SET EXERCISE >> Locate all lines in the data below that hold "混凝土种类" and show them.

DATASET RECORDS >>
──────────────────────────────

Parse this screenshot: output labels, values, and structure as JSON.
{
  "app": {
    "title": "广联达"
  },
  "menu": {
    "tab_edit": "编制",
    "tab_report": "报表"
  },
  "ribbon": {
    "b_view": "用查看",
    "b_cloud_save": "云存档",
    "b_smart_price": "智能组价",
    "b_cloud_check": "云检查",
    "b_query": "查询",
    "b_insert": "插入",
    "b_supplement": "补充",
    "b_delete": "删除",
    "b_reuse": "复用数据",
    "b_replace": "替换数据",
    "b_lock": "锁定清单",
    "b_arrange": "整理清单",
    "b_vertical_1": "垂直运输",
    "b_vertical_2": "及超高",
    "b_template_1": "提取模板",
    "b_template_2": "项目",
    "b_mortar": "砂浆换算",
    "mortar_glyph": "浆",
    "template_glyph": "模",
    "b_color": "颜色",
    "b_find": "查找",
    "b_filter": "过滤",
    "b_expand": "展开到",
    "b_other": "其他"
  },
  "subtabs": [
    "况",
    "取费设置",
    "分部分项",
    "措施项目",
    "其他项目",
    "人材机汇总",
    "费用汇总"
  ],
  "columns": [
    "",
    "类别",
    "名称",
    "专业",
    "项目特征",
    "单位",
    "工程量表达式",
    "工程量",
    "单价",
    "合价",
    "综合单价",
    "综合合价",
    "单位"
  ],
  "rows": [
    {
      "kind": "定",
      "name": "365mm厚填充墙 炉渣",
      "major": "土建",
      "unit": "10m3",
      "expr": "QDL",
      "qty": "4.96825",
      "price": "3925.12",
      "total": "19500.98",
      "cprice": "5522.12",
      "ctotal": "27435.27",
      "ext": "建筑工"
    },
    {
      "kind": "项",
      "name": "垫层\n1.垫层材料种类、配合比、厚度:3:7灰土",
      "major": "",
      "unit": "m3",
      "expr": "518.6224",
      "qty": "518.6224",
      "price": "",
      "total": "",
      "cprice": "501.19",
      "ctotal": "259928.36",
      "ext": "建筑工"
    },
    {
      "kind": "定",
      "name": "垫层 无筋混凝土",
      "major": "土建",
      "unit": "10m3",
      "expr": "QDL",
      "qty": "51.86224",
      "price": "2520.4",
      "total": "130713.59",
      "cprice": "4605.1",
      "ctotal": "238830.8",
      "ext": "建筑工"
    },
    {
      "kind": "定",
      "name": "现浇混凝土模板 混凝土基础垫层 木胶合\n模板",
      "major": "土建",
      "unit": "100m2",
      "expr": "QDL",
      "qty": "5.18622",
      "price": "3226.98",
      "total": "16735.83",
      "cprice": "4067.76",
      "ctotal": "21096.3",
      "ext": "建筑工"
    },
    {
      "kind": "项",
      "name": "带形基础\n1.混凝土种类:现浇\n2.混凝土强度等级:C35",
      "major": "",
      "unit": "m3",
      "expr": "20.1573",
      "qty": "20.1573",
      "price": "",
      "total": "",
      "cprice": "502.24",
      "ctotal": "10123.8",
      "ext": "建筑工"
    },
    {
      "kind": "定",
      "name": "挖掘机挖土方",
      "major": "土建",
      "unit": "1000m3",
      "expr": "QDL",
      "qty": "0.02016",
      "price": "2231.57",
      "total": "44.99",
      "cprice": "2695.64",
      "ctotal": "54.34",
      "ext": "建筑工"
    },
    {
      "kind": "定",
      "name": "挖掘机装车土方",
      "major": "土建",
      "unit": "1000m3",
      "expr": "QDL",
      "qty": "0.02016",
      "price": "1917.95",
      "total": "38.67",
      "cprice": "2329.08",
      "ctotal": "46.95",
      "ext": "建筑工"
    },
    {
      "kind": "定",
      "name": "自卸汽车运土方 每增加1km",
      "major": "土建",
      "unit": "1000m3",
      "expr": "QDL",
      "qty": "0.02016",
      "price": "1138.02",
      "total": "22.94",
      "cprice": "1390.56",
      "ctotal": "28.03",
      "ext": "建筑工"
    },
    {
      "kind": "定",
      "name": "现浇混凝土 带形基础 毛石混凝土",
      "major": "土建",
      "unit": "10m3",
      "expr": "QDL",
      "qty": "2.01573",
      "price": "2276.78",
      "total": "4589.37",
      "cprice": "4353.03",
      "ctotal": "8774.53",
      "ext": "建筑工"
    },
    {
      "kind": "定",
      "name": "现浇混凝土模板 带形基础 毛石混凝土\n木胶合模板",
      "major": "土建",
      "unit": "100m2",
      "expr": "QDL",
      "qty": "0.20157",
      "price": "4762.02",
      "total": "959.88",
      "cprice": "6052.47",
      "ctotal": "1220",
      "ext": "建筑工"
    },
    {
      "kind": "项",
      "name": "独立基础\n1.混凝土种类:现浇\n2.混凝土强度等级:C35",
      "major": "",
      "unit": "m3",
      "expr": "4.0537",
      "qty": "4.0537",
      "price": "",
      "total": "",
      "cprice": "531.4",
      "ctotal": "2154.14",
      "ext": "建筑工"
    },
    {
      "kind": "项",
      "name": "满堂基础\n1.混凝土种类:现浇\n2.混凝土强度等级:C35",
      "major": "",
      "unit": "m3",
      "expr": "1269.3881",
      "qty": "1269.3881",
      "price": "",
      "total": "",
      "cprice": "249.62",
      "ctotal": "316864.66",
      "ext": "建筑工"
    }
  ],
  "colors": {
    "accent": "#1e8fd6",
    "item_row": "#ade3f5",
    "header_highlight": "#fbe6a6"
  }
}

──────────────────────────────

WORKED SOLUTION >>
      "name": "带形基础\n1.混凝土种类:现浇\n2.混凝土强度等级:C35",
      "name": "独立基础\n1.混凝土种类:现浇\n2.混凝土强度等级:C35",
      "name": "满堂基础\n1.混凝土种类:现浇\n2.混凝土强度等级:C35",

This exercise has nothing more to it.